> Given request:
Exactly reproduce the line that contains "Read all visible text" and all lines after it in the entries below, through the very last line.

(Entries taken from a collection)
------------

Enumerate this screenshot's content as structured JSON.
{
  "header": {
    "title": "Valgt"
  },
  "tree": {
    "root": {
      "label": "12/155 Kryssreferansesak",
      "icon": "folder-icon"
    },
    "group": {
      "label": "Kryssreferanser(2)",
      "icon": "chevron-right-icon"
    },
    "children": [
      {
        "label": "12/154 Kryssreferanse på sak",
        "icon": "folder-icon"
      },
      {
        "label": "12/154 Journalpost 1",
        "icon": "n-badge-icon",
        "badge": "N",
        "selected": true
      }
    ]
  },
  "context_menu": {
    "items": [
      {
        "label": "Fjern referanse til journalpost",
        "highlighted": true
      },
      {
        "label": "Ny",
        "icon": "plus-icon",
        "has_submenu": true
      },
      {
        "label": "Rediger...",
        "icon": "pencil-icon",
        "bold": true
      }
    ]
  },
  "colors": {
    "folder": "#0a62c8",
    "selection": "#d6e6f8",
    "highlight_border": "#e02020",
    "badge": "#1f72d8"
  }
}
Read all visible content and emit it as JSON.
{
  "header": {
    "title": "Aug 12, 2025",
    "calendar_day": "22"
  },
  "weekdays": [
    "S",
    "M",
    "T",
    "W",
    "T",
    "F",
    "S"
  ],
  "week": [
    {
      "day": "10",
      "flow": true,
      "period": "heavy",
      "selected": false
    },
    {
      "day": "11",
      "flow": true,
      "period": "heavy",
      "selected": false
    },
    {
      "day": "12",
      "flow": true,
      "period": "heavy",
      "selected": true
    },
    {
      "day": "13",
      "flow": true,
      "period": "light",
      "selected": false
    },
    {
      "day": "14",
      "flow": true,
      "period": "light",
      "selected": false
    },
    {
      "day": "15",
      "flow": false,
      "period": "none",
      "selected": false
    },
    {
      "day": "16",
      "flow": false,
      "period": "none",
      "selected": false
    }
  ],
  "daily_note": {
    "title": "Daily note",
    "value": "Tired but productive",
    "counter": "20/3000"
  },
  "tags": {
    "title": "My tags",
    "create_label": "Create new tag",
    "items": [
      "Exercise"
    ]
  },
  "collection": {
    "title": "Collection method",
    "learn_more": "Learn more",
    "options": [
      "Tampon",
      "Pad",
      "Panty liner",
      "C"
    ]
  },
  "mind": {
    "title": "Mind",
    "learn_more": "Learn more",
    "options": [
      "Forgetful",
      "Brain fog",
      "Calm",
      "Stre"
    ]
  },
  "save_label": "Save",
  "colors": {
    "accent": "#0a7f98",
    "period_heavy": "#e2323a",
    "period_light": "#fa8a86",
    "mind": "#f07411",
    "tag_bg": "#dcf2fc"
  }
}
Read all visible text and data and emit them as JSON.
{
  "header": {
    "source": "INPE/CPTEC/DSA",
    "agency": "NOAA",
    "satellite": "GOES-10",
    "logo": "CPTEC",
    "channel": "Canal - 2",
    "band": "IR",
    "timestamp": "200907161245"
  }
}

------------

> Solution below:
Read all visible text and data and emit them as JSON.
{
  "header": {
    "source": "INPE/CPTEC/DSA",
    "agency": "NOAA",
    "satellite": "GOES-10",
    "logo": "CPTEC",
    "channel": "Canal - 2",
    "band": "IR",
    "timestamp": "200907161245"
  }
}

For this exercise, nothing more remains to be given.